**原文**:
* * *

記録的な大雪により農業で深刻な被害が出ている鹿角市で、市は支援の第一弾として、果樹園で使う融雪剤の購入と、ビニールハウスなど農業用施設の復旧を対象とし、関連予算を議会に提案することを明らかにしました。
鹿角市の3月議会は13日、3つの常任委員会が一斉に開かれ、産業建設委員会では市側が大雪による農業被害への対応を説明しました。
そのなかで、果樹園の枝や幹が折れる被害を減らすための融雪剤の購入と、ビニールハウスなど農業用施設の復旧を支援することを説明し、「対象農家への周知および復旧支援を行っていく」としました。
いっぽうリンゴやモモの木の復旧や、捕植、改植についても支援する方針を明らかにしながら、「被害額の算定を行うとともに、現在国が検討している支援策が決まり次第、取り組む」とし、第二弾で予算化する見とおしを示しました。
市内の果樹園の被害をめぐっては、市や県、農協などがこの日まで、市内各地でサンプル調査を行っていて、来週に結果をまとめ、被害額を算定することにしています。
市は19日の3月議会最終日の本会議に、第一弾の支援に関する予算を提案する方針です。
鹿角市花輪のアメダスでは先月2日、積もった雪の深さが146センチに達し、これまでで最多だった11年前の130センチを超える記録的な大雪となっていました。
市によりますと市内では、リンゴが農家185軒で81ヘクタール、モモが122軒で55ヘクタール栽培されていますが、深刻な被害が出ていることが明らかになっています。

* * *

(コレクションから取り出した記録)
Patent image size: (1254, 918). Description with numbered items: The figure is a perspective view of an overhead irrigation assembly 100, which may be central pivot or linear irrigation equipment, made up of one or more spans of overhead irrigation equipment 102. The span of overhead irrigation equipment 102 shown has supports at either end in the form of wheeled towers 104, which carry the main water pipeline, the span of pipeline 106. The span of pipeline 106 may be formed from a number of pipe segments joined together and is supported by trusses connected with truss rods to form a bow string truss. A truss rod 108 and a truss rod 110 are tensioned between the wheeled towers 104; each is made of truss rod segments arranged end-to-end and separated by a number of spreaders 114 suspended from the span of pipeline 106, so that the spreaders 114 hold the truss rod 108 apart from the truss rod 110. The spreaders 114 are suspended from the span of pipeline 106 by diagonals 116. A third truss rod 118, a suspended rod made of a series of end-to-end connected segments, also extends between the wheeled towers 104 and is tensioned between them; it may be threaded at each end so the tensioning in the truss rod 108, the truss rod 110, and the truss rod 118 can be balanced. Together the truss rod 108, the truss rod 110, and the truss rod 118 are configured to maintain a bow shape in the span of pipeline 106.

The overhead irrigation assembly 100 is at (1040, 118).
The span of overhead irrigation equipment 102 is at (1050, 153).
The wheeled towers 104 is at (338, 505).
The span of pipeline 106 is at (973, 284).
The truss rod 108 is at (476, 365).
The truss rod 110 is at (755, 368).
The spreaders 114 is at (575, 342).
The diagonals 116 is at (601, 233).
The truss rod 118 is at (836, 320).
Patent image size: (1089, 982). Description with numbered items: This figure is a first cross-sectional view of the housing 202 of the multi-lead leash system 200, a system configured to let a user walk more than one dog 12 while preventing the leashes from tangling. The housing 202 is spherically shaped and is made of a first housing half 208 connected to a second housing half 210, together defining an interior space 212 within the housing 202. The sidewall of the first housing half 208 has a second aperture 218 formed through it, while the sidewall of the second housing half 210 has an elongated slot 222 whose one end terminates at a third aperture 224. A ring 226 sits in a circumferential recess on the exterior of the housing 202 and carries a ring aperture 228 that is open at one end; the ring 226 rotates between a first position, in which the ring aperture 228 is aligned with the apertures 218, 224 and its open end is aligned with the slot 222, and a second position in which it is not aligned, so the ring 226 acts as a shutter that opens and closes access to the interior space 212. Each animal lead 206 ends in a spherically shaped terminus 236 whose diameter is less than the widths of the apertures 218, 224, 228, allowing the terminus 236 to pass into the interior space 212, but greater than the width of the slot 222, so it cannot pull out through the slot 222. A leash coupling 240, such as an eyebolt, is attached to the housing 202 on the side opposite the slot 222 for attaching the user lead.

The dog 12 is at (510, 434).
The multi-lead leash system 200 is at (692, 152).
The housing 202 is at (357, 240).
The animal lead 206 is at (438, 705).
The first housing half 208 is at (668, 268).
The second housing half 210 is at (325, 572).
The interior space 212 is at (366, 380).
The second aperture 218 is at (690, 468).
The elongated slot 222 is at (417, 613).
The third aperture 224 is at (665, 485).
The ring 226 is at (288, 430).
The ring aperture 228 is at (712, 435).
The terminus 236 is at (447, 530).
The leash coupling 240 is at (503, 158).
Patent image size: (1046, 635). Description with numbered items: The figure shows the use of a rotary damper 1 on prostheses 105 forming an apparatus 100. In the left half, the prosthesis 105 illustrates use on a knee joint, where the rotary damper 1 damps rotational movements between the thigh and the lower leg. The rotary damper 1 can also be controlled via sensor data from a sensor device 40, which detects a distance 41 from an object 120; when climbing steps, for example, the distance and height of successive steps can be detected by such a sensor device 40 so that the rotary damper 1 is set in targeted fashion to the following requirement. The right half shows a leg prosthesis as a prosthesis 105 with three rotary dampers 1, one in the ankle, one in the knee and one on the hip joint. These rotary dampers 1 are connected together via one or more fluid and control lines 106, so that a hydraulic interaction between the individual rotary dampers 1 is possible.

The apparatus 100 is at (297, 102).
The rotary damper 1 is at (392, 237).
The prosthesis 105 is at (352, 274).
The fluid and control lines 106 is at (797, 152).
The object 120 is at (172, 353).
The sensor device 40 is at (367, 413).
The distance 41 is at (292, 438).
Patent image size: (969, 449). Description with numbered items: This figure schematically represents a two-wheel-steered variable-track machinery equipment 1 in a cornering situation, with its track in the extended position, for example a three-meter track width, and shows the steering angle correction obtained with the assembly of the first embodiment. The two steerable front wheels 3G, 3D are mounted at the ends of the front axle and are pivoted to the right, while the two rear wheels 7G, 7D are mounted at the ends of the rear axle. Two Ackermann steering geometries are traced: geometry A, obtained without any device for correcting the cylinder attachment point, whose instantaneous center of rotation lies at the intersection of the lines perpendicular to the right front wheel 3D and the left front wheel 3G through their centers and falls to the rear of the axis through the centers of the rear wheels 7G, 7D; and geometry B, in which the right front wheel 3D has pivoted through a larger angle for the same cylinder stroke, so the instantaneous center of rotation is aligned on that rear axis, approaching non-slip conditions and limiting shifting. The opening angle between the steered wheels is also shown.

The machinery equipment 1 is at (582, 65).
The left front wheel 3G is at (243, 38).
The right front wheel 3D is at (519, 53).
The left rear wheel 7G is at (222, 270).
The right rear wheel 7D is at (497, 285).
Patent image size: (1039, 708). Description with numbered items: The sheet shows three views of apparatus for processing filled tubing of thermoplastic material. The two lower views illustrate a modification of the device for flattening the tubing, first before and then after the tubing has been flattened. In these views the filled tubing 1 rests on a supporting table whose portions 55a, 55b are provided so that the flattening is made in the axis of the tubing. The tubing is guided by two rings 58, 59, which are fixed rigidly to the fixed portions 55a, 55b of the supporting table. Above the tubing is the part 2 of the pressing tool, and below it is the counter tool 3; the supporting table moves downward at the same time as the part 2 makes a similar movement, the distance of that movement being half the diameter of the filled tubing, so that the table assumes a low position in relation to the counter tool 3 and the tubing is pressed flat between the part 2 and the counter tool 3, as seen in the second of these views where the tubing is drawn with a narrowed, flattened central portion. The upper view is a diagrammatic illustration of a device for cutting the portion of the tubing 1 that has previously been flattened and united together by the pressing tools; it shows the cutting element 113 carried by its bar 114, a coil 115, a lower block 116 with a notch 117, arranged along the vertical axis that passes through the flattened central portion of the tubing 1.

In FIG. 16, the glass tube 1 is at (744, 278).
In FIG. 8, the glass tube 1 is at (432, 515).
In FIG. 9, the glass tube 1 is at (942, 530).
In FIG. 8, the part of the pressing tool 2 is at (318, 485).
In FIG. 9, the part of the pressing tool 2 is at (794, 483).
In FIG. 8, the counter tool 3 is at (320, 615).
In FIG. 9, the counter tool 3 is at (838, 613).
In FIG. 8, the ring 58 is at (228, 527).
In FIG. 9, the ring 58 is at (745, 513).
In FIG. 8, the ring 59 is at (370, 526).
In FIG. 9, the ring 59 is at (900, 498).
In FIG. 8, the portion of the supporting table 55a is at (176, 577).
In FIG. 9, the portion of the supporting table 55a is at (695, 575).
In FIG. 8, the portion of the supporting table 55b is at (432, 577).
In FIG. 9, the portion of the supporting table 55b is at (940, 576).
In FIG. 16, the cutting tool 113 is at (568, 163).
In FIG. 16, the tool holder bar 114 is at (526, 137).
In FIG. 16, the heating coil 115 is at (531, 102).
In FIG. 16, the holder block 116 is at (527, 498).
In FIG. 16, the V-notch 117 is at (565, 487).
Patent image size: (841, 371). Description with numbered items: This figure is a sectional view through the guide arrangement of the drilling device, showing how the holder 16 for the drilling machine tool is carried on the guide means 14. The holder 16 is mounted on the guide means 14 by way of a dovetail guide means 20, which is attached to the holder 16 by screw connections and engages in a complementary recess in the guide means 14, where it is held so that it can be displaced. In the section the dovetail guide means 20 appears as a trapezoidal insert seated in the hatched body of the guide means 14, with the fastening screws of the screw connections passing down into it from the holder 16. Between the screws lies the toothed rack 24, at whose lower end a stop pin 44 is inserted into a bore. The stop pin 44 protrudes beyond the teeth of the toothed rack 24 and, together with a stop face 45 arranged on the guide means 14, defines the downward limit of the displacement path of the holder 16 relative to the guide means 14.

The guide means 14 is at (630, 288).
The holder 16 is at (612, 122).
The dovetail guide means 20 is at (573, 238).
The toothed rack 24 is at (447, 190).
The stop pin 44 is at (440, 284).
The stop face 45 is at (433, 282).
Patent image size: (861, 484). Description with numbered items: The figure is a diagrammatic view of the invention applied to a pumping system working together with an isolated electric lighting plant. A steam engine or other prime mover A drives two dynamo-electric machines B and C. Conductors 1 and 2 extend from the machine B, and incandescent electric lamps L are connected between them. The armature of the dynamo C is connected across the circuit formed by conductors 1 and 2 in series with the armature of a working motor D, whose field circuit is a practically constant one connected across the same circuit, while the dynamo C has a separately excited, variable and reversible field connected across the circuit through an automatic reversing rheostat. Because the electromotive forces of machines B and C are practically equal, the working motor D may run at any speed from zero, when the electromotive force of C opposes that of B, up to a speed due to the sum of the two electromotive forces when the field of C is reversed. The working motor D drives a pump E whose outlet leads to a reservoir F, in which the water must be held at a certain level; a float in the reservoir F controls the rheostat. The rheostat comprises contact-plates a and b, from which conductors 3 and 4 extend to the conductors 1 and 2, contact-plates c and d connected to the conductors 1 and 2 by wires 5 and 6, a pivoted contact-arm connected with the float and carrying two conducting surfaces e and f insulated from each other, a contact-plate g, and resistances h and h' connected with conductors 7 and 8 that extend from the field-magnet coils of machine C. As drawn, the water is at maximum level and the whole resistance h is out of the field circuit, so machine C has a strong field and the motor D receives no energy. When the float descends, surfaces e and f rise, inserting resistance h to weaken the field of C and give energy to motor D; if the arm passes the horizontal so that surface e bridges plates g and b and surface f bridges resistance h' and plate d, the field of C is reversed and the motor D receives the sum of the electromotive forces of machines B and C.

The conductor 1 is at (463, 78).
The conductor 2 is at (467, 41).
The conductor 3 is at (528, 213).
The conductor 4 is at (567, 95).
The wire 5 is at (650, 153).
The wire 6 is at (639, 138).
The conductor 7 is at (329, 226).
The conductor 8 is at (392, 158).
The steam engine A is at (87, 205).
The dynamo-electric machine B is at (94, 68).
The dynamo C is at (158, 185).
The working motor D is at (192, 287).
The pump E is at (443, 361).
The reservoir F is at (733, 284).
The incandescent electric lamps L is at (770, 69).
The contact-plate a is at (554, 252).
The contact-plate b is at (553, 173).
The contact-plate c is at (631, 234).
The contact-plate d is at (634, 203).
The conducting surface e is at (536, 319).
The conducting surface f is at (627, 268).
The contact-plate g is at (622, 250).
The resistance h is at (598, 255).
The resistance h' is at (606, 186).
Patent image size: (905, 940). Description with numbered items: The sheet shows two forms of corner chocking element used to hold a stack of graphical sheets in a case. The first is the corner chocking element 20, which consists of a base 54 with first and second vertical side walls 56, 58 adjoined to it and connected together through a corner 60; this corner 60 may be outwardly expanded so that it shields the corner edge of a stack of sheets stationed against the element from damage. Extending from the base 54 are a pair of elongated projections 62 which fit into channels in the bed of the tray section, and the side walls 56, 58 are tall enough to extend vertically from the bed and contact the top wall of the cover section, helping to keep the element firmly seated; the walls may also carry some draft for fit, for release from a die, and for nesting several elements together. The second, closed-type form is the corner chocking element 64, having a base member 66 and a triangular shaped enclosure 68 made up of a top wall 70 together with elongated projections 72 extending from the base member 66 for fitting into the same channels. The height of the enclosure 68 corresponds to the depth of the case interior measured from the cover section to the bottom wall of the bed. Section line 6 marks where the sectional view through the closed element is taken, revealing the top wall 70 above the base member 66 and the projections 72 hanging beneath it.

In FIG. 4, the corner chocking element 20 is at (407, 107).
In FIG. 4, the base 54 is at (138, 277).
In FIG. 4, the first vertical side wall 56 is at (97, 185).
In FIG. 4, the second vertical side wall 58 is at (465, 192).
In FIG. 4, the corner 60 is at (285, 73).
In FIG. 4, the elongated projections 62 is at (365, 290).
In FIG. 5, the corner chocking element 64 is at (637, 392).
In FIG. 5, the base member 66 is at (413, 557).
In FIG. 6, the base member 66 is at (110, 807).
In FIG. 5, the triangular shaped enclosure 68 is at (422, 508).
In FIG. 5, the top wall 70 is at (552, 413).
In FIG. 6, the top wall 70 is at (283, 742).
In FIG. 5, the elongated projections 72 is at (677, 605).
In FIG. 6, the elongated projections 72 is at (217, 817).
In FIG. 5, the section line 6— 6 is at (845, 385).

* * *

**取り組む課題**:
a: 大雪被害の文章のうち、「そのなかで、果樹園の枝や幹が」で始まり「録的な大雪となっていました。」で終わる部分をそのまま書き写せ。
b: 大雪被害の文章で、市が支援する方針を示し、第二弾で予算化する見通しとした対象をすべて挙げよ。
c: 大雪被害の文章によると、鹿角市花輪のアメダスで先月2日に積もった雪の深さは何センチに達したか。

**解答**:
a:
そのなかで、果樹園の枝や幹が折れる被害を減らすための融雪剤の購入と、ビニールハウスなど農業用施設の復旧を支援することを説明し、「対象農家への周知および復旧支援を行っていく」としました。
いっぽうリンゴやモモの木の復旧や、捕植、改植についても支援する方針を明らかにしながら、「被害額の算定を行うとともに、現在国が検討している支援策が決まり次第、取り組む」とし、第二弾で予算化する見とおしを示しました。
市内の果樹園の被害をめぐっては、市や県、農協などがこの日まで、市内各地でサンプル調査を行っていて、来週に結果をまとめ、被害額を算定することにしています。
市は19日の3月議会最終日の本会議に、第一弾の支援に関する予算を提案する方針です。
鹿角市花輪のアメダスでは先月2日、積もった雪の深さが146センチに達し、これまでで最多だった11年前の130センチを超える記録的な大雪となっていました。

b: リンゴやモモの木の復旧、捕植、改植

c: 146センチ